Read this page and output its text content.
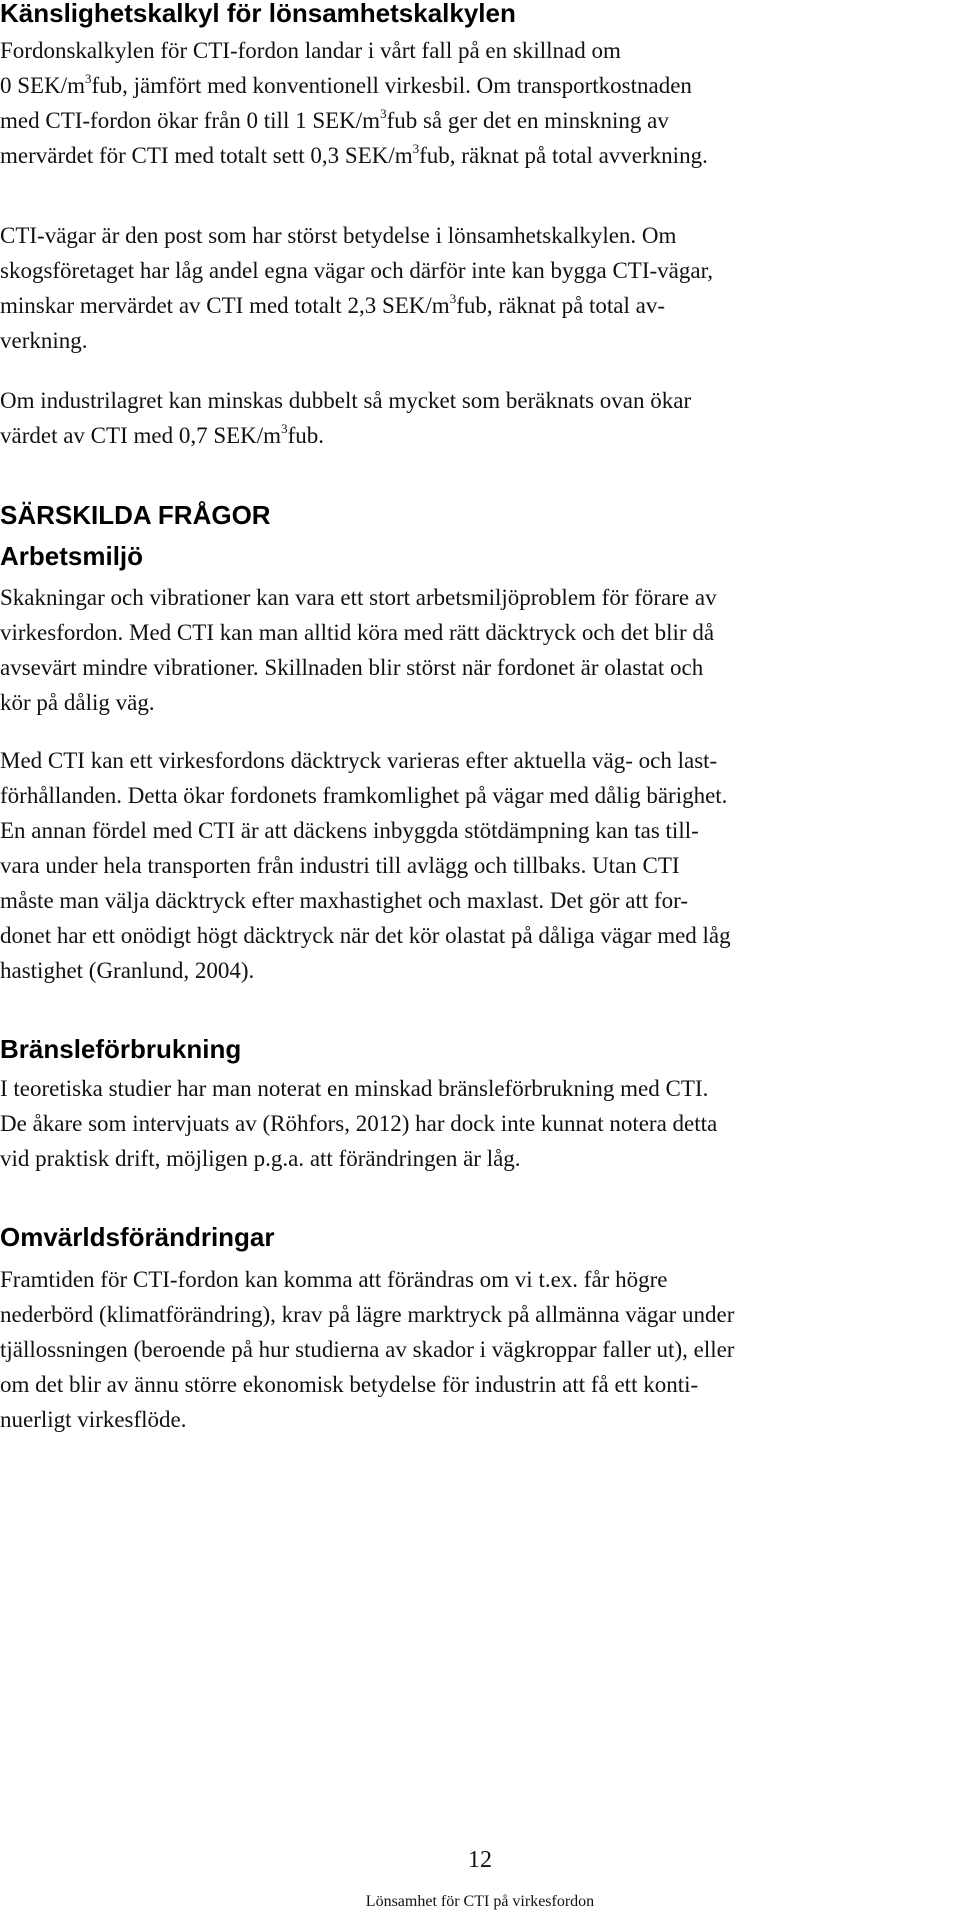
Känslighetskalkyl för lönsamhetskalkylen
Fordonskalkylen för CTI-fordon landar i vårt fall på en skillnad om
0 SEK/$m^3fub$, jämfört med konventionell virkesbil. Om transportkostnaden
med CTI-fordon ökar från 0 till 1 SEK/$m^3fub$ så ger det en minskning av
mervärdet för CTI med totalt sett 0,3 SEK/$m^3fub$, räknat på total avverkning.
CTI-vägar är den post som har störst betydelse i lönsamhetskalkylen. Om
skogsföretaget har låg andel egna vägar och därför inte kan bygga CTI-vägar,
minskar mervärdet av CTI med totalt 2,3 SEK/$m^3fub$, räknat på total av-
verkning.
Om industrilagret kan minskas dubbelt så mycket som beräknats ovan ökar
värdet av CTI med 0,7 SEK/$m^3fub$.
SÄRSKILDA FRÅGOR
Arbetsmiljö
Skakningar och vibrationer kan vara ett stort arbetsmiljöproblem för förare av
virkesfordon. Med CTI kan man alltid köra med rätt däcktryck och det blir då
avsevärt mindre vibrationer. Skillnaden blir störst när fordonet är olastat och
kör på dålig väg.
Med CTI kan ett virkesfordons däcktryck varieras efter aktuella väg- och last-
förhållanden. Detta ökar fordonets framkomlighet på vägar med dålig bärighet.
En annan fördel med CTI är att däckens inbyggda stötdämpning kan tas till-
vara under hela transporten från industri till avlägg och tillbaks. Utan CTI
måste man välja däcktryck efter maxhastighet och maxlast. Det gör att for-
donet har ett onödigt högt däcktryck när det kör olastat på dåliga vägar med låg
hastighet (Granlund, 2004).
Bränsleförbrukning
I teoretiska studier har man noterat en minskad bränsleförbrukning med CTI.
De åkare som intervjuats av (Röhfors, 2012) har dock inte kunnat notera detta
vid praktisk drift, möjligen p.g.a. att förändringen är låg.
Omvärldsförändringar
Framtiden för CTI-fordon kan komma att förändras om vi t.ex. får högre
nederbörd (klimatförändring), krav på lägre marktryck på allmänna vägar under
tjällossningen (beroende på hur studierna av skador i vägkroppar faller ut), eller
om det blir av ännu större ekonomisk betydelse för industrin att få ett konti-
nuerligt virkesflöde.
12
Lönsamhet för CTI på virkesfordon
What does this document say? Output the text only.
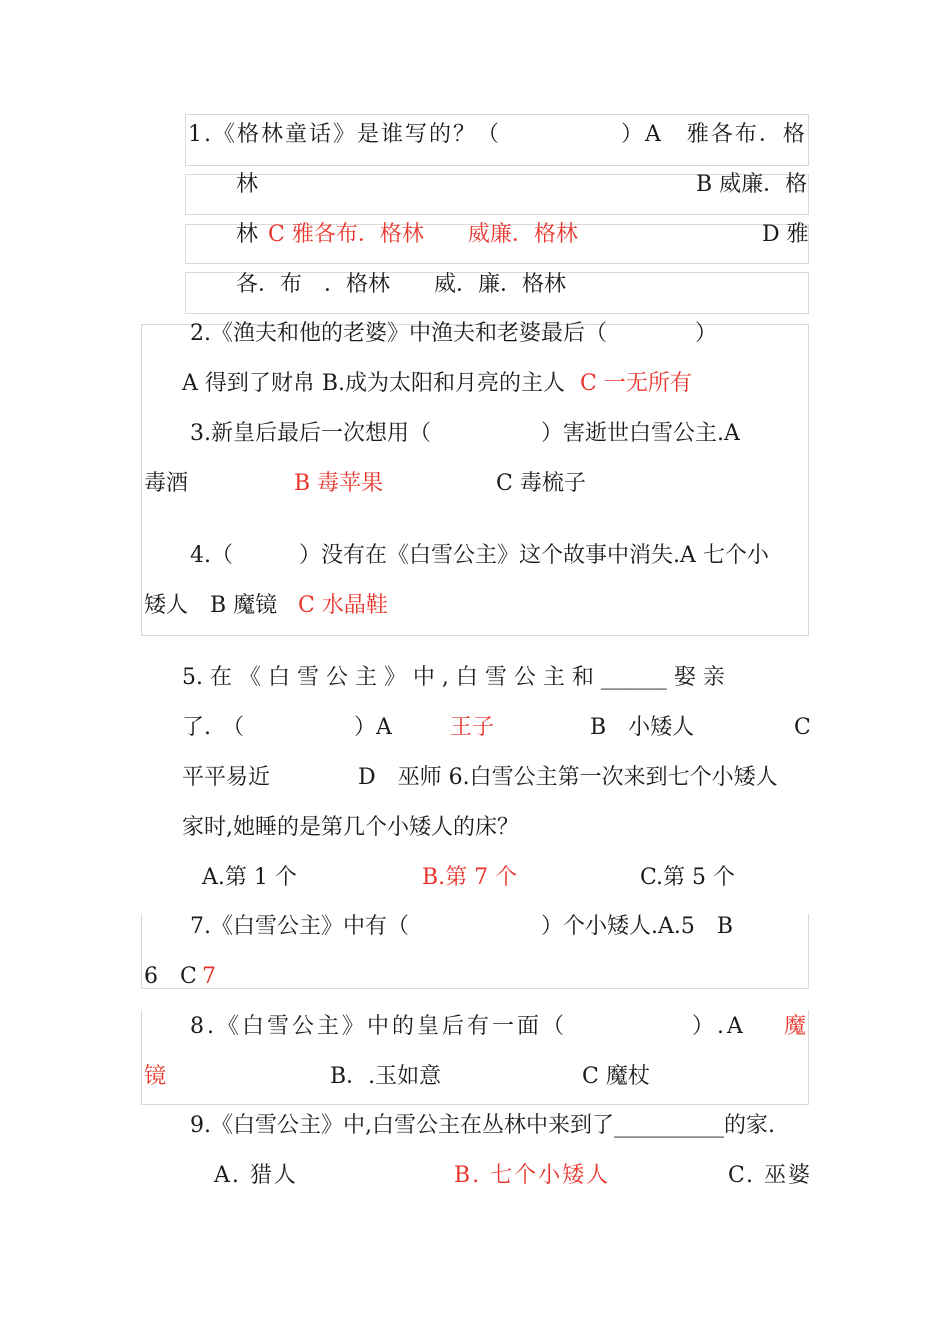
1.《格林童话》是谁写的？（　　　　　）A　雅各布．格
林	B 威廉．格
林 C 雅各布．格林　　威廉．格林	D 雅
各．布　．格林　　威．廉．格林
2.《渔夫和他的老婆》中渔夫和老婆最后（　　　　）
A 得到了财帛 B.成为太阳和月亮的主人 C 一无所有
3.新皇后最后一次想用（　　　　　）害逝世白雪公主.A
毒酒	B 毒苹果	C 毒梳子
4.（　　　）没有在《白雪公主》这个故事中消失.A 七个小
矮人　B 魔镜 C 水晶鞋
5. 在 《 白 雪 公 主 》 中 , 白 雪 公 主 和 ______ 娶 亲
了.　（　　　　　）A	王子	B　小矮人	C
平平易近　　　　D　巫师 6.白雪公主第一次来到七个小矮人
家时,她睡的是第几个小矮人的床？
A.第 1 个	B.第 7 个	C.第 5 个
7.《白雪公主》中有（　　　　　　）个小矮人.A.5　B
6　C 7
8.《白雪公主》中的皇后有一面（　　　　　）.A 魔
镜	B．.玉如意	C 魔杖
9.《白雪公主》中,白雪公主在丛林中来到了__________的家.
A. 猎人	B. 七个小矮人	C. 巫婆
---+---
§ DO THIS:
Go through the records and pull out each line that includes the word "betydelse".

§ SOLUTION FOR THIS EXERCISE:
CTI-vägar är den post som har störst betydelse i lönsamhetskalkylen. Om
om det blir av ännu större ekonomisk betydelse för industrin att få ett konti-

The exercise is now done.